# [Work required]
From the AI news roundup below, reproduce verbatim the passage that opens with the words containing "Here's a roundup" and closes with "the actual work.".

# [Source text]
◆ ◆ ◆

Maybe you missed some of last week's exciting AI news, tools, and hacks β or you've just found us for the first time. No worries!
Here's a roundup of our highlights from the past week:
And to wrap things up, we've got the most important Quick News for you β everything you need to know, one click away! Ready? Let's go!
OpenAI is pulling the pieces together. Codex, agents, third-party apps, and ChatGPT are starting to look less like separate tools and more like one big work surface. The friendly chat window is becoming the place where you write, build, automate, and hand work to agents without bouncing between tabs all day.
The numbers explain the move. Two million business customers already account for roughly 40 percent of OpenAI's revenue. Companies are not paying for chit-chat. They are paying for productivity. So of course the product is moving closer to the actual work.
Our take: the default wins again. If one interface gives you chat, code, agents, and apps in a clean enough package, a lot of specialized tools start looking fragile. Convenience beats the better niche feature more often than builders like to admit.
Anthropic is saying the quiet part out loud: more than 80 percent of the code going into Claude is now written by Claude. AI is helping build its own next version. That is the loop some people fear and others are quietly betting on.
We map out three paths: faster research, machine loops that start feeding themselves, and the practical limits that may still slow the whole thing down. One thing feels pretty obvious: global coordination is not a realistic brake in this race. Nobody wants to be the lab that voluntarily slows down.

◆ ◆ ◆

# [Provided material]

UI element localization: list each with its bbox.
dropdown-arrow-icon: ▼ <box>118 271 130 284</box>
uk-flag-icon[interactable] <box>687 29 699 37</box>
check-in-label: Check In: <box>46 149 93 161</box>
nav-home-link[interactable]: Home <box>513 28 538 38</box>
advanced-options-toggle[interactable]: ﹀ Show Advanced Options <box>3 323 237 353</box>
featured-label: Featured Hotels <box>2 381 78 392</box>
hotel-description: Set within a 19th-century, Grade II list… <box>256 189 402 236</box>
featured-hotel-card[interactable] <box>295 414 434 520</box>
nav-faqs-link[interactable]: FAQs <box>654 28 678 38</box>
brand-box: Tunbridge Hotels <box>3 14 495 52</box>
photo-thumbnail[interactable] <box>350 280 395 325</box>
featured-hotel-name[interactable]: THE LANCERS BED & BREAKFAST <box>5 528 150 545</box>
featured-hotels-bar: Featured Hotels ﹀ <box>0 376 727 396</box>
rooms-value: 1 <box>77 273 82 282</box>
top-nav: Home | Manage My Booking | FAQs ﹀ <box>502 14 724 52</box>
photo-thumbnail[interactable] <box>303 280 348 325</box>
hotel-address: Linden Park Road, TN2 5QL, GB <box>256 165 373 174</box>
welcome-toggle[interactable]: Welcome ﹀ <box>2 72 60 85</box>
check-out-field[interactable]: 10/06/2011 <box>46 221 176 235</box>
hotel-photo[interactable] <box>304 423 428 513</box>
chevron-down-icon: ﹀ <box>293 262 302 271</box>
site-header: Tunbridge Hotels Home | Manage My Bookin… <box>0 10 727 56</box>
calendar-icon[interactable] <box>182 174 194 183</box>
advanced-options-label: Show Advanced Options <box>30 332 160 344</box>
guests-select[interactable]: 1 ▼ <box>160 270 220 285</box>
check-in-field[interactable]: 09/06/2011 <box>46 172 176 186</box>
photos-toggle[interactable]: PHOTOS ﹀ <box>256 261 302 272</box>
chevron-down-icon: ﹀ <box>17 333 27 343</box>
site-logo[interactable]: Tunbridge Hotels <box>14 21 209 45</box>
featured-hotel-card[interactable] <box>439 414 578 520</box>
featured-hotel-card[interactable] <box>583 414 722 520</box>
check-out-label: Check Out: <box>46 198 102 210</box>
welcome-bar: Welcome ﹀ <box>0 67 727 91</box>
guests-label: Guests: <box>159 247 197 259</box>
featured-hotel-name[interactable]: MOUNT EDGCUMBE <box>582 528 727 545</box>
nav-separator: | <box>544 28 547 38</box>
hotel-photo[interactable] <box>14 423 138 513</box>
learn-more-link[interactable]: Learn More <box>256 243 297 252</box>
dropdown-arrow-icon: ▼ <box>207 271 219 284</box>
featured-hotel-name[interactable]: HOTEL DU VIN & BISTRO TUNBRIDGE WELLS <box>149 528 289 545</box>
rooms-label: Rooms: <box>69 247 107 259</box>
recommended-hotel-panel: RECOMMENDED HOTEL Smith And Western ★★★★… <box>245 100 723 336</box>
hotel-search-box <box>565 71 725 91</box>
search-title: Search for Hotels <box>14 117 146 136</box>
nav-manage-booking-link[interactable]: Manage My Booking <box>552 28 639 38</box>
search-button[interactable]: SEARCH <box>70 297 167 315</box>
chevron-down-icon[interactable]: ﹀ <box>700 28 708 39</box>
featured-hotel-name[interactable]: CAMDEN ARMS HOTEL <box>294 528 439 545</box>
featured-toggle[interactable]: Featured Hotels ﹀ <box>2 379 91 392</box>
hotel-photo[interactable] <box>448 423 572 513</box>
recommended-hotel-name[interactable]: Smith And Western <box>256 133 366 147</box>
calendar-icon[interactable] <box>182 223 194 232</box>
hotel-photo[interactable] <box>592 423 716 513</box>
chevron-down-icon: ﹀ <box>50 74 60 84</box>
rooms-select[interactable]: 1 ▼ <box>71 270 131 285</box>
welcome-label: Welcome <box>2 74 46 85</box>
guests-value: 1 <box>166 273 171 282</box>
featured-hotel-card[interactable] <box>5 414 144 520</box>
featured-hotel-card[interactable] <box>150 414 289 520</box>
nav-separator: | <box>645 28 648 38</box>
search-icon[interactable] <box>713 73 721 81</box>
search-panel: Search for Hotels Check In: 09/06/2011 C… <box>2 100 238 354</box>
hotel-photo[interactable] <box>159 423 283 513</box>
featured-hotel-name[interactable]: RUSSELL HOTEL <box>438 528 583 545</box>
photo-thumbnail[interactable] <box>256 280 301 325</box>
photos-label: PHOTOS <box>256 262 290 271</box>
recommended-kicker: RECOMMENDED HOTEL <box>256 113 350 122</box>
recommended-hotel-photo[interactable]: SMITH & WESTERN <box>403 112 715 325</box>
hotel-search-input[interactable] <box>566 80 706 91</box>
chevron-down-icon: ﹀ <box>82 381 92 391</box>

◆ ◆ ◆

# [Response to the task]
Here's a roundup of our highlights from the past week:
And to wrap things up, we've got the most important Quick News for you β everything you need to know, one click away! Ready? Let's go!
OpenAI is pulling the pieces together. Codex, agents, third-party apps, and ChatGPT are starting to look less like separate tools and more like one big work surface. The friendly chat window is becoming the place where you write, build, automate, and hand work to agents without bouncing between tabs all day.
The numbers explain the move. Two million business customers already account for roughly 40 percent of OpenAI's revenue. Companies are not paying for chit-chat. They are paying for productivity. So of course the product is moving closer to the actual work.